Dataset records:
______

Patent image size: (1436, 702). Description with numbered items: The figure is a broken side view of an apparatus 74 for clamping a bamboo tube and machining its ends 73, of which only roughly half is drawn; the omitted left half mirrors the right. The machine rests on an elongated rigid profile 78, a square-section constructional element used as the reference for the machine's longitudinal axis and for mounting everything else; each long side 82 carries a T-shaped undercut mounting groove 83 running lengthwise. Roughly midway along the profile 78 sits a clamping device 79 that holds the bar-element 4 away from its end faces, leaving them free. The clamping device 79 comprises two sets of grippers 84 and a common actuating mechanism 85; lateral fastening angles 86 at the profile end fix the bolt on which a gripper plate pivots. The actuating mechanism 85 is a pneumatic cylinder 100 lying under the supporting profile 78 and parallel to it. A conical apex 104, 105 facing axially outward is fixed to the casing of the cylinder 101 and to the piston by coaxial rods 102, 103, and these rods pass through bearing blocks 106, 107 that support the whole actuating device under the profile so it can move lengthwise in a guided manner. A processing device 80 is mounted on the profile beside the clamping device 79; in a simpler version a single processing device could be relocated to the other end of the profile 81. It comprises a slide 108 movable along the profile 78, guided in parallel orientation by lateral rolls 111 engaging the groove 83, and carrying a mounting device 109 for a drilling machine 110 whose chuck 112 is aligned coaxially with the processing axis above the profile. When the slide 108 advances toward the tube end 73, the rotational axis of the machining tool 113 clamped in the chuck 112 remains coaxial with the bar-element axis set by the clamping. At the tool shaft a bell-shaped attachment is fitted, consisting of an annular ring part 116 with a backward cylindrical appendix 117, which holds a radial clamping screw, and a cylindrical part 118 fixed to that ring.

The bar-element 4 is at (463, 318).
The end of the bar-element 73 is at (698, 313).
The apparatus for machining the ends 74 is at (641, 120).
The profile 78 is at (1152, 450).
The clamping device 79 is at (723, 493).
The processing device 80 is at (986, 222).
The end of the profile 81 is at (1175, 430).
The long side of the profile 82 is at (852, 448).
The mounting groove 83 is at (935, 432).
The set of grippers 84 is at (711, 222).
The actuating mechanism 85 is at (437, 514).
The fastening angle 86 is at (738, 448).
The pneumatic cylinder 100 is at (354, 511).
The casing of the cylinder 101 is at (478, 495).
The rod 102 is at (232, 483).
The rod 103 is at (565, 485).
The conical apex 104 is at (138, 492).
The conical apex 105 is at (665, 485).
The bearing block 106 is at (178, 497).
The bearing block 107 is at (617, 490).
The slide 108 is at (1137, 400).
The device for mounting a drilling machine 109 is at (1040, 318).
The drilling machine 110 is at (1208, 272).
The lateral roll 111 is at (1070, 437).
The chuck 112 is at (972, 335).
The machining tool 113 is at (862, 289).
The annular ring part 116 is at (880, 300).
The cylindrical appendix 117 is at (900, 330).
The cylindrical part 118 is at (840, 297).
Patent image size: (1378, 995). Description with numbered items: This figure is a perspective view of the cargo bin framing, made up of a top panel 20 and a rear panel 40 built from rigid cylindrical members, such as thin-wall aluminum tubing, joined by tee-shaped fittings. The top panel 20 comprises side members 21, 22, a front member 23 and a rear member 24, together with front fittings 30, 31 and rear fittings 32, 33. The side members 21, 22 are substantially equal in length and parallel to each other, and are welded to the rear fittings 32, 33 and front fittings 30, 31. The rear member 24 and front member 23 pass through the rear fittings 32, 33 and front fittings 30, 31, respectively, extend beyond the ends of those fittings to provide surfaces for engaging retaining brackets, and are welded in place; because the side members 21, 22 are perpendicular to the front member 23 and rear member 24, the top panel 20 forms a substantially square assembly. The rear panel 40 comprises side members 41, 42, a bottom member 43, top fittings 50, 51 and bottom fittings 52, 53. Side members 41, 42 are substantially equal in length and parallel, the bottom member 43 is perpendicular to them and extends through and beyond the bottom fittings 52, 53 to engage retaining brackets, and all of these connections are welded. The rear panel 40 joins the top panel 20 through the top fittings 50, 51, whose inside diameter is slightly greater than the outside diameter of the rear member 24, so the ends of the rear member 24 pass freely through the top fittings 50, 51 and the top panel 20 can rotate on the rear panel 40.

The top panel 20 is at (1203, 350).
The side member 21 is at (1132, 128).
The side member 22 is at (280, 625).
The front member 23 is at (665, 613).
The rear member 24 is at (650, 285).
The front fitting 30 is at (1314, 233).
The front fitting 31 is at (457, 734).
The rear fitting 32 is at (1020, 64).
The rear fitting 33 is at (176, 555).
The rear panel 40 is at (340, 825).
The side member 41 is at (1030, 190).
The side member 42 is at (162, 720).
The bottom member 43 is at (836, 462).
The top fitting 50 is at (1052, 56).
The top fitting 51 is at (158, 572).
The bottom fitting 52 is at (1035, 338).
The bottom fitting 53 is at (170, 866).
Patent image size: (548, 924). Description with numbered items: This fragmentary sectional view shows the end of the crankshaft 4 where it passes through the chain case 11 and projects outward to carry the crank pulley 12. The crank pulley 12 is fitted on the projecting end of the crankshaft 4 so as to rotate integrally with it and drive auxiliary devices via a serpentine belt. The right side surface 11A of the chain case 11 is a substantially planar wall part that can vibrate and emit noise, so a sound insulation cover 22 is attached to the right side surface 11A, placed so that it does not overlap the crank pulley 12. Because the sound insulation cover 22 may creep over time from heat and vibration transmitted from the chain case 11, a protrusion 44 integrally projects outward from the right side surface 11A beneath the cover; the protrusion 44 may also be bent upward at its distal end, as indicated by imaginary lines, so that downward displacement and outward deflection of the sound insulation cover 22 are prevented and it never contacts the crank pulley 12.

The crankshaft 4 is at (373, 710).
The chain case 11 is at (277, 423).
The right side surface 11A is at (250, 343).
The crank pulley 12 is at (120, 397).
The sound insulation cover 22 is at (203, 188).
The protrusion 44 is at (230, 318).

______

WHAT THE TASK ASKS:
Put all of the lines above into a numbered list, skipping the blank ones.

EXPECTED ANSWER:
1. Patent image size: (1436, 702). Description with numbered items: The figure is a broken side view of an apparatus 74 for clamping a bamboo tube and machining its ends 73, of which only roughly half is drawn; the omitted left half mirrors the right. The machine rests on an elongated rigid profile 78, a square-section constructional element used as the reference for the machine's longitudinal axis and for mounting everything else; each long side 82 carries a T-shaped undercut mounting groove 83 running lengthwise. Roughly midway along the profile 78 sits a clamping device 79 that holds the bar-element 4 away from its end faces, leaving them free. The clamping device 79 comprises two sets of grippers 84 and a common actuating mechanism 85; lateral fastening angles 86 at the profile end fix the bolt on which a gripper plate pivots. The actuating mechanism 85 is a pneumatic cylinder 100 lying under the supporting profile 78 and parallel to it. A conical apex 104, 105 facing axially outward is fixed to the casing of the cylinder 101 and to the piston by coaxial rods 102, 103, and these rods pass through bearing blocks 106, 107 that support the whole actuating device under the profile so it can move lengthwise in a guided manner. A processing device 80 is mounted on the profile beside the clamping device 79; in a simpler version a single processing device could be relocated to the other end of the profile 81. It comprises a slide 108 movable along the profile 78, guided in parallel orientation by lateral rolls 111 engaging the groove 83, and carrying a mounting device 109 for a drilling machine 110 whose chuck 112 is aligned coaxially with the processing axis above the profile. When the slide 108 advances toward the tube end 73, the rotational axis of the machining tool 113 clamped in the chuck 112 remains coaxial with the bar-element axis set by the clamping. At the tool shaft a bell-shaped attachment is fitted, consisting of an annular ring part 116 with a backward cylindrical appendix 117, which holds a radial clamping screw, and a cylindrical part 118 fixed to that ring.
2. The bar-element 4 is at (463, 318).
3. The end of the bar-element 73 is at (698, 313).
4. The apparatus for machining the ends 74 is at (641, 120).
5. The profile 78 is at (1152, 450).
6. The clamping device 79 is at (723, 493).
7. The processing device 80 is at (986, 222).
8. The end of the profile 81 is at (1175, 430).
9. The long side of the profile 82 is at (852, 448).
10. The mounting groove 83 is at (935, 432).
11. The set of grippers 84 is at (711, 222).
12. The actuating mechanism 85 is at (437, 514).
13. The fastening angle 86 is at (738, 448).
14. The pneumatic cylinder 100 is at (354, 511).
15. The casing of the cylinder 101 is at (478, 495).
16. The rod 102 is at (232, 483).
17. The rod 103 is at (565, 485).
18. The conical apex 104 is at (138, 492).
19. The conical apex 105 is at (665, 485).
20. The bearing block 106 is at (178, 497).
21. The bearing block 107 is at (617, 490).
22. The slide 108 is at (1137, 400).
23. The device for mounting a drilling machine 109 is at (1040, 318).
24. The drilling machine 110 is at (1208, 272).
25. The lateral roll 111 is at (1070, 437).
26. The chuck 112 is at (972, 335).
27. The machining tool 113 is at (862, 289).
28. The annular ring part 116 is at (880, 300).
29. The cylindrical appendix 117 is at (900, 330).
30. The cylindrical part 118 is at (840, 297).
31. Patent image size: (1378, 995). Description with numbered items: This figure is a perspective view of the cargo bin framing, made up of a top panel 20 and a rear panel 40 built from rigid cylindrical members, such as thin-wall aluminum tubing, joined by tee-shaped fittings. The top panel 20 comprises side members 21, 22, a front member 23 and a rear member 24, together with front fittings 30, 31 and rear fittings 32, 33. The side members 21, 22 are substantially equal in length and parallel to each other, and are welded to the rear fittings 32, 33 and front fittings 30, 31. The rear member 24 and front member 23 pass through the rear fittings 32, 33 and front fittings 30, 31, respectively, extend beyond the ends of those fittings to provide surfaces for engaging retaining brackets, and are welded in place; because the side members 21, 22 are perpendicular to the front member 23 and rear member 24, the top panel 20 forms a substantially square assembly. The rear panel 40 comprises side members 41, 42, a bottom member 43, top fittings 50, 51 and bottom fittings 52, 53. Side members 41, 42 are substantially equal in length and parallel, the bottom member 43 is perpendicular to them and extends through and beyond the bottom fittings 52, 53 to engage retaining brackets, and all of these connections are welded. The rear panel 40 joins the top panel 20 through the top fittings 50, 51, whose inside diameter is slightly greater than the outside diameter of the rear member 24, so the ends of the rear member 24 pass freely through the top fittings 50, 51 and the top panel 20 can rotate on the rear panel 40.
32. The top panel 20 is at (1203, 350).
33. The side member 21 is at (1132, 128).
34. The side member 22 is at (280, 625).
35. The front member 23 is at (665, 613).
36. The rear member 24 is at (650, 285).
37. The front fitting 30 is at (1314, 233).
38. The front fitting 31 is at (457, 734).
39. The rear fitting 32 is at (1020, 64).
40. The rear fitting 33 is at (176, 555).
41. The rear panel 40 is at (340, 825).
42. The side member 41 is at (1030, 190).
43. The side member 42 is at (162, 720).
44. The bottom member 43 is at (836, 462).
45. The top fitting 50 is at (1052, 56).
46. The top fitting 51 is at (158, 572).
47. The bottom fitting 52 is at (1035, 338).
48. The bottom fitting 53 is at (170, 866).
49. Patent image size: (548, 924). Description with numbered items: This fragmentary sectional view shows the end of the crankshaft 4 where it passes through the chain case 11 and projects outward to carry the crank pulley 12. The crank pulley 12 is fitted on the projecting end of the crankshaft 4 so as to rotate integrally with it and drive auxiliary devices via a serpentine belt. The right side surface 11A of the chain case 11 is a substantially planar wall part that can vibrate and emit noise, so a sound insulation cover 22 is attached to the right side surface 11A, placed so that it does not overlap the crank pulley 12. Because the sound insulation cover 22 may creep over time from heat and vibration transmitted from the chain case 11, a protrusion 44 integrally projects outward from the right side surface 11A beneath the cover; the protrusion 44 may also be bent upward at its distal end, as indicated by imaginary lines, so that downward displacement and outward deflection of the sound insulation cover 22 are prevented and it never contacts the crank pulley 12.
50. The crankshaft 4 is at (373, 710).
51. The chain case 11 is at (277, 423).
52. The right side surface 11A is at (250, 343).
53. The crank pulley 12 is at (120, 397).
54. The sound insulation cover 22 is at (203, 188).
55. The protrusion 44 is at (230, 318).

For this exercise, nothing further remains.